** begin **
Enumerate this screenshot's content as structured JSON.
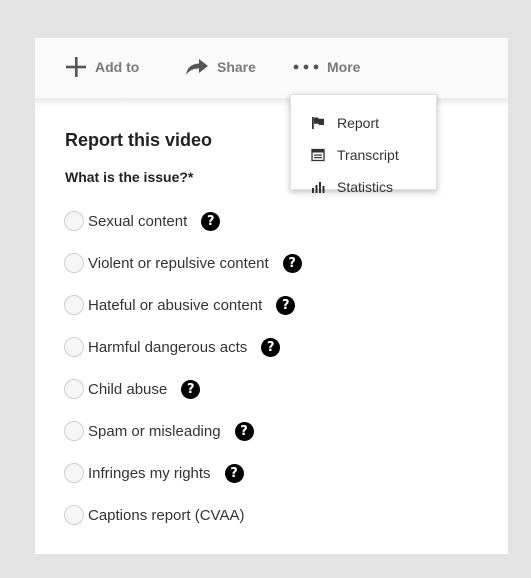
{
  "toolbar": {
    "add_label": "Add to",
    "share_label": "Share",
    "more_label": "More"
  },
  "more_menu": {
    "items": [
      {
        "label": "Report",
        "icon": "flag-icon"
      },
      {
        "label": "Transcript",
        "icon": "transcript-icon"
      },
      {
        "label": "Statistics",
        "icon": "bar-chart-icon"
      }
    ]
  },
  "report": {
    "title": "Report this video",
    "question": "What is the issue?*",
    "options": [
      {
        "label": "Sexual content",
        "help": "?"
      },
      {
        "label": "Violent or repulsive content",
        "help": "?"
      },
      {
        "label": "Hateful or abusive content",
        "help": "?"
      },
      {
        "label": "Harmful dangerous acts",
        "help": "?"
      },
      {
        "label": "Child abuse",
        "help": "?"
      },
      {
        "label": "Spam or misleading",
        "help": "?"
      },
      {
        "label": "Infringes my rights",
        "help": "?"
      },
      {
        "label": "Captions report (CVAA)"
      }
    ]
  },
  "colors": {
    "background": "#e3e3e3",
    "card": "#ffffff",
    "toolbar_text": "#7a7a7a",
    "help_badge": "#000000"
  }
}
** end **
TASK PROMPT — Quote the entries in full. Any image among them is to be omitted from the copy.

EXERCISE SOLUTION —
Enumerate this screenshot's content as structured JSON.
{
  "toolbar": {
    "add_label": "Add to",
    "share_label": "Share",
    "more_label": "More"
  },
  "more_menu": {
    "items": [
      {
        "label": "Report",
        "icon": "flag-icon"
      },
      {
        "label": "Transcript",
        "icon": "transcript-icon"
      },
      {
        "label": "Statistics",
        "icon": "bar-chart-icon"
      }
    ]
  },
  "report": {
    "title": "Report this video",
    "question": "What is the issue?*",
    "options": [
      {
        "label": "Sexual content",
        "help": "?"
      },
      {
        "label": "Violent or repulsive content",
        "help": "?"
      },
      {
        "label": "Hateful or abusive content",
        "help": "?"
      },
      {
        "label": "Harmful dangerous acts",
        "help": "?"
      },
      {
        "label": "Child abuse",
        "help": "?"
      },
      {
        "label": "Spam or misleading",
        "help": "?"
      },
      {
        "label": "Infringes my rights",
        "help": "?"
      },
      {
        "label": "Captions report (CVAA)"
      }
    ]
  },
  "colors": {
    "background": "#e3e3e3",
    "card": "#ffffff",
    "toolbar_text": "#7a7a7a",
    "help_badge": "#000000"
  }
}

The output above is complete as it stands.